GIVEN EXERCISE
Of the lines in the entries below, state how many hold the word "task". Say nothing else.

RAW RECORDS
::::::::::
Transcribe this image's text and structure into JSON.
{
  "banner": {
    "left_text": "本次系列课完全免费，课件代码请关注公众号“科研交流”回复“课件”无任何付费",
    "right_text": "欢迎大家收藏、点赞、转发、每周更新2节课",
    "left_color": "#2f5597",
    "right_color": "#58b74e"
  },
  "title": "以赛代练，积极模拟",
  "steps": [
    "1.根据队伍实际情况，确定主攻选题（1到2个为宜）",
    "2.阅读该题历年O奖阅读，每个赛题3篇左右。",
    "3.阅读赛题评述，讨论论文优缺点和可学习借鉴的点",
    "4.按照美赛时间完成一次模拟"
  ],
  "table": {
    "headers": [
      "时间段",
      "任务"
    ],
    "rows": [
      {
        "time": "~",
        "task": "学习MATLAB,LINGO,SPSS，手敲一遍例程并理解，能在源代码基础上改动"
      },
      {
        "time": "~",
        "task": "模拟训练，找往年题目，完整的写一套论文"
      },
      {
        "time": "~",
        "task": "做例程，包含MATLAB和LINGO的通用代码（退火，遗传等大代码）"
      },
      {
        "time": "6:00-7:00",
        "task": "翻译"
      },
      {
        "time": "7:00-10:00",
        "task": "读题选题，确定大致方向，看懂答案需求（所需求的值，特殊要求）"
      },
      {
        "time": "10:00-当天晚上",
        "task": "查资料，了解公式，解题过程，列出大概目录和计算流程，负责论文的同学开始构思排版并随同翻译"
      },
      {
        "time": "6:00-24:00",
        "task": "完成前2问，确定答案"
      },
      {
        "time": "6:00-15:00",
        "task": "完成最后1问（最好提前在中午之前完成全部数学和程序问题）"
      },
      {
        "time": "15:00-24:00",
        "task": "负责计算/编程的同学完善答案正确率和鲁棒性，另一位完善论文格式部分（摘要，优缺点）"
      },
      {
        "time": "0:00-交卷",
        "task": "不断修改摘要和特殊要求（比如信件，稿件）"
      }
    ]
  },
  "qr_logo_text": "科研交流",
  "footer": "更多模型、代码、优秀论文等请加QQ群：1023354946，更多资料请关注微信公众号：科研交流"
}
::::::::::
EXERCISE RESPONSE
10